▸ Work instructions
Count how many lines contain the word "confirmed". Please give only the number.

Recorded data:
* * * * *

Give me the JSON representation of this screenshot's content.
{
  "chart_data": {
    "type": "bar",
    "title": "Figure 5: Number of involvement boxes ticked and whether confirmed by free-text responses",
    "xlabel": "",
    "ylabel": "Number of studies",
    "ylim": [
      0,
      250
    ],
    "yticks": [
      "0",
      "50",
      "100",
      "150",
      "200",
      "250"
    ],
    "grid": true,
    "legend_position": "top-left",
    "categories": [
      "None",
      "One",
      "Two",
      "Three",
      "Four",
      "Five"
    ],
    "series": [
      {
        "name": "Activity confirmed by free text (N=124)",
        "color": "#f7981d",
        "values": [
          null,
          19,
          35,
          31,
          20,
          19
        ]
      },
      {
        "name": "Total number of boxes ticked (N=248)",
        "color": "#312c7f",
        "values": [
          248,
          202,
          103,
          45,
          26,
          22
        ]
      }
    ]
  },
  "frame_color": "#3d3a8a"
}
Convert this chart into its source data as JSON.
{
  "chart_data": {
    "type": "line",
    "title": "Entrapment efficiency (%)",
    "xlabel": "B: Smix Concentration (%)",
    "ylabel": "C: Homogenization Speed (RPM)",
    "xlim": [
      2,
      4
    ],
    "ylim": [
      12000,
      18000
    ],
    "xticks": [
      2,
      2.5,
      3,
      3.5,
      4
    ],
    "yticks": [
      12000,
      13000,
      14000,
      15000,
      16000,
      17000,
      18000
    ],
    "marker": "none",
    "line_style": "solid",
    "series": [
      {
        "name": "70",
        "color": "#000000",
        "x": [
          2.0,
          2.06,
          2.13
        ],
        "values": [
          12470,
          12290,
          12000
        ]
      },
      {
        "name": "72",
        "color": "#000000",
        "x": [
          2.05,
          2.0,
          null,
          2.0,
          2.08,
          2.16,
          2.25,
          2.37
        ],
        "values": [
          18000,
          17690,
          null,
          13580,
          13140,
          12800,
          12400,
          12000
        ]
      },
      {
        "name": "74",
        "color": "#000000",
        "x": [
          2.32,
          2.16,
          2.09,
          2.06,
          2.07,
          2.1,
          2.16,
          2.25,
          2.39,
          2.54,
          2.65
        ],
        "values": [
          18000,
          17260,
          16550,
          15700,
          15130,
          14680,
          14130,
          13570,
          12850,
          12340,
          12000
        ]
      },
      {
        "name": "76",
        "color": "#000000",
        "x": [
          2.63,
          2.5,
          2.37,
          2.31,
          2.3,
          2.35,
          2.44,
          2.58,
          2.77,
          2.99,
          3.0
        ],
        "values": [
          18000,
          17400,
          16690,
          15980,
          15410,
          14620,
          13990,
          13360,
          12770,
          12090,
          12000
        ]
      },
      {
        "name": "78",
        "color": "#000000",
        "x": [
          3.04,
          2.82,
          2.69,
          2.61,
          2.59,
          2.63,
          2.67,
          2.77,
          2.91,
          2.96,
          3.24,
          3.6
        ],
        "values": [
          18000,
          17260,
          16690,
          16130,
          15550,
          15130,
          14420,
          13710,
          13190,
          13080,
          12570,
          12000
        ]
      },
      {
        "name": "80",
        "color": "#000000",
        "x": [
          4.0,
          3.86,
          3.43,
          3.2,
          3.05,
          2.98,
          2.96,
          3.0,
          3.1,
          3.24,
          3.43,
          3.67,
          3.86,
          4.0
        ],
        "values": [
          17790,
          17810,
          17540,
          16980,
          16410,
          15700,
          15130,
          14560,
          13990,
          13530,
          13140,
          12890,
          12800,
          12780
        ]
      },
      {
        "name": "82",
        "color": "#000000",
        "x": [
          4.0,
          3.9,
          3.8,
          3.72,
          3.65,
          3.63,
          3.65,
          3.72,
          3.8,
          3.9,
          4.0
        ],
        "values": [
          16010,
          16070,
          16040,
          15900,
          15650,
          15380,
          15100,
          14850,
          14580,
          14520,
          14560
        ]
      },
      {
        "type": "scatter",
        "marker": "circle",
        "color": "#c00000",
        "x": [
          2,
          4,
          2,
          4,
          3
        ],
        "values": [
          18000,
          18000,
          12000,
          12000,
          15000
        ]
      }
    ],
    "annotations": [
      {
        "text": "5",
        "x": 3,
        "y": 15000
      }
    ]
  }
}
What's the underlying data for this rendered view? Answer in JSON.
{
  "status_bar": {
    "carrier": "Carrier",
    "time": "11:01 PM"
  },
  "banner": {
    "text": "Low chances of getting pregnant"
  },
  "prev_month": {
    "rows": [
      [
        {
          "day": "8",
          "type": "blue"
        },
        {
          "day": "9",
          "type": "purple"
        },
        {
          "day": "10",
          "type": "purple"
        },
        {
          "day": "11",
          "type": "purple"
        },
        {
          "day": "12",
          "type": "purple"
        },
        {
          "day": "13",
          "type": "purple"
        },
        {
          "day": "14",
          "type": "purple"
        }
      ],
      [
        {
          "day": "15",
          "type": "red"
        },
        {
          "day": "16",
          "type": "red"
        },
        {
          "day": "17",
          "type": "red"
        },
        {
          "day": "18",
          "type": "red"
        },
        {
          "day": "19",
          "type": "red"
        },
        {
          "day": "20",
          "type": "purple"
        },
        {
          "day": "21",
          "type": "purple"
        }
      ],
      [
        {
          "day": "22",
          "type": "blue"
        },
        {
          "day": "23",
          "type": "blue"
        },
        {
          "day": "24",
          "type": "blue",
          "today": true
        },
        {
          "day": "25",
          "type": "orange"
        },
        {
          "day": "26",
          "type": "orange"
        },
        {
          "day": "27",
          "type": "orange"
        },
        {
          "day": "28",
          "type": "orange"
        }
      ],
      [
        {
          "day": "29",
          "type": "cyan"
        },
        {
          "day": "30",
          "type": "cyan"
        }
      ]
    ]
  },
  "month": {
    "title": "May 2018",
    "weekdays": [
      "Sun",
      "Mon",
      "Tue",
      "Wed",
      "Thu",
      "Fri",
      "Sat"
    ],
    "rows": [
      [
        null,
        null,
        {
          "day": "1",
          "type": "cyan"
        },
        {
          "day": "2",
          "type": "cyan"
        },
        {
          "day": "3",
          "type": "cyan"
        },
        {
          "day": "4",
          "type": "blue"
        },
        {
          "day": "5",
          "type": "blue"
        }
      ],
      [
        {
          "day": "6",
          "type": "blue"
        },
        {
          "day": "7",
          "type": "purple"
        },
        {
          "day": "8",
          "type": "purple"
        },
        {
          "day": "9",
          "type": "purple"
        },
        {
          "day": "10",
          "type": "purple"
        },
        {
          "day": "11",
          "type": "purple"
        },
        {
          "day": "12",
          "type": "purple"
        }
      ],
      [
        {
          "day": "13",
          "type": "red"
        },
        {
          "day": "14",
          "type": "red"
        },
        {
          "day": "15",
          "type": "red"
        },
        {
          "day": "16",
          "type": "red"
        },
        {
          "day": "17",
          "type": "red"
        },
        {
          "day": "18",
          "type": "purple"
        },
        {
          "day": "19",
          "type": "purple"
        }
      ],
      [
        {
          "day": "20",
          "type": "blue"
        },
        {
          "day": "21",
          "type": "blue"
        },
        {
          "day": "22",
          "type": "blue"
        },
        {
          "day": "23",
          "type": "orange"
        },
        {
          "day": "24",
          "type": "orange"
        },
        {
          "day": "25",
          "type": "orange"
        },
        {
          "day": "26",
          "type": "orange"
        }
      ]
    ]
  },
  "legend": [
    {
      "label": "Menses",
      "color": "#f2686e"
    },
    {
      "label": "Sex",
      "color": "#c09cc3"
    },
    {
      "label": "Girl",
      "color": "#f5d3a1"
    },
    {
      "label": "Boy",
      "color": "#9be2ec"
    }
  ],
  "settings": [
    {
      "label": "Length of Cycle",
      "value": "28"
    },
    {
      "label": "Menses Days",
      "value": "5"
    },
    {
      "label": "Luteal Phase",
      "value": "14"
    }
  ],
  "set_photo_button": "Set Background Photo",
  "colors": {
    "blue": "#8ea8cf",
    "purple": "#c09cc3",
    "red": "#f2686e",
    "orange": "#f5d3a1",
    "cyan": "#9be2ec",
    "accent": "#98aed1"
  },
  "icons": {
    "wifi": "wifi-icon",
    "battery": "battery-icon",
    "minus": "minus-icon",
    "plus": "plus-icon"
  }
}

* * * * *

▸ Output below
2